### Aim of the task
Repeat every line below exactly as it reads.

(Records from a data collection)
______________________________

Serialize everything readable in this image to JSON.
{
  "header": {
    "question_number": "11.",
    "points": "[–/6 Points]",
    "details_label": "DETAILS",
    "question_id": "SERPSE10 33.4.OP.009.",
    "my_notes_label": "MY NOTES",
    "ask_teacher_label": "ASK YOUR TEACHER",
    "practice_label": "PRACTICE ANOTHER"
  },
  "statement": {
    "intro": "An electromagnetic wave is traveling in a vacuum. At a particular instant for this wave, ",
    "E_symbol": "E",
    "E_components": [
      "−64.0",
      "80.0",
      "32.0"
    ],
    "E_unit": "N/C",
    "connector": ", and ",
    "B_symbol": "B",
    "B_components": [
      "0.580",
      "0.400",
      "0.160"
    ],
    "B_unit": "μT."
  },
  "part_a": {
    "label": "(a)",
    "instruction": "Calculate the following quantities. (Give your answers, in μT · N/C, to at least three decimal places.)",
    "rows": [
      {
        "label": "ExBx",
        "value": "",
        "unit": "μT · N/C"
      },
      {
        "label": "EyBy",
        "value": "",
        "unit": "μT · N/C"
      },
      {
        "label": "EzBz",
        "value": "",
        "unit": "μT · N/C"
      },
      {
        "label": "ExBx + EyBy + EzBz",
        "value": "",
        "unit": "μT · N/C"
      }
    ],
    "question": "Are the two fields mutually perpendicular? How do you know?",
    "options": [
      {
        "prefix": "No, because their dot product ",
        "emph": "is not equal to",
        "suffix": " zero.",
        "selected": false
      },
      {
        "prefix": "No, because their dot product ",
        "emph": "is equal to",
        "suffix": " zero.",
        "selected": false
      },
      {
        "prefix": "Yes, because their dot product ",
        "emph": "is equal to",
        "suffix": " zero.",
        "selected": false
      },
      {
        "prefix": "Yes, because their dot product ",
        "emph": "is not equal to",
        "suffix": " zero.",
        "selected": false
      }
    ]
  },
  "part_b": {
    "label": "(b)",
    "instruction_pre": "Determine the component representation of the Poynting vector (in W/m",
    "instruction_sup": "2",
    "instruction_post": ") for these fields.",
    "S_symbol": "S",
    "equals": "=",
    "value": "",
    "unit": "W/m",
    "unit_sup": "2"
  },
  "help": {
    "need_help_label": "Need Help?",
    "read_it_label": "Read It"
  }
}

______________________________

### Written solution
Serialize everything readable in this image to JSON.
{
  "header": {
    "question_number": "11.",
    "points": "[–/6 Points]",
    "details_label": "DETAILS",
    "question_id": "SERPSE10 33.4.OP.009.",
    "my_notes_label": "MY NOTES",
    "ask_teacher_label": "ASK YOUR TEACHER",
    "practice_label": "PRACTICE ANOTHER"
  },
  "statement": {
    "intro": "An electromagnetic wave is traveling in a vacuum. At a particular instant for this wave, ",
    "E_symbol": "E",
    "E_components": [
      "−64.0",
      "80.0",
      "32.0"
    ],
    "E_unit": "N/C",
    "connector": ", and ",
    "B_symbol": "B",
    "B_components": [
      "0.580",
      "0.400",
      "0.160"
    ],
    "B_unit": "μT."
  },
  "part_a": {
    "label": "(a)",
    "instruction": "Calculate the following quantities. (Give your answers, in μT · N/C, to at least three decimal places.)",
    "rows": [
      {
        "label": "ExBx",
        "value": "",
        "unit": "μT · N/C"
      },
      {
        "label": "EyBy",
        "value": "",
        "unit": "μT · N/C"
      },
      {
        "label": "EzBz",
        "value": "",
        "unit": "μT · N/C"
      },
      {
        "label": "ExBx + EyBy + EzBz",
        "value": "",
        "unit": "μT · N/C"
      }
    ],
    "question": "Are the two fields mutually perpendicular? How do you know?",
    "options": [
      {
        "prefix": "No, because their dot product ",
        "emph": "is not equal to",
        "suffix": " zero.",
        "selected": false
      },
      {
        "prefix": "No, because their dot product ",
        "emph": "is equal to",
        "suffix": " zero.",
        "selected": false
      },
      {
        "prefix": "Yes, because their dot product ",
        "emph": "is equal to",
        "suffix": " zero.",
        "selected": false
      },
      {
        "prefix": "Yes, because their dot product ",
        "emph": "is not equal to",
        "suffix": " zero.",
        "selected": false
      }
    ]
  },
  "part_b": {
    "label": "(b)",
    "instruction_pre": "Determine the component representation of the Poynting vector (in W/m",
    "instruction_sup": "2",
    "instruction_post": ") for these fields.",
    "S_symbol": "S",
    "equals": "=",
    "value": "",
    "unit": "W/m",
    "unit_sup": "2"
  },
  "help": {
    "need_help_label": "Need Help?",
    "read_it_label": "Read It"
  }
}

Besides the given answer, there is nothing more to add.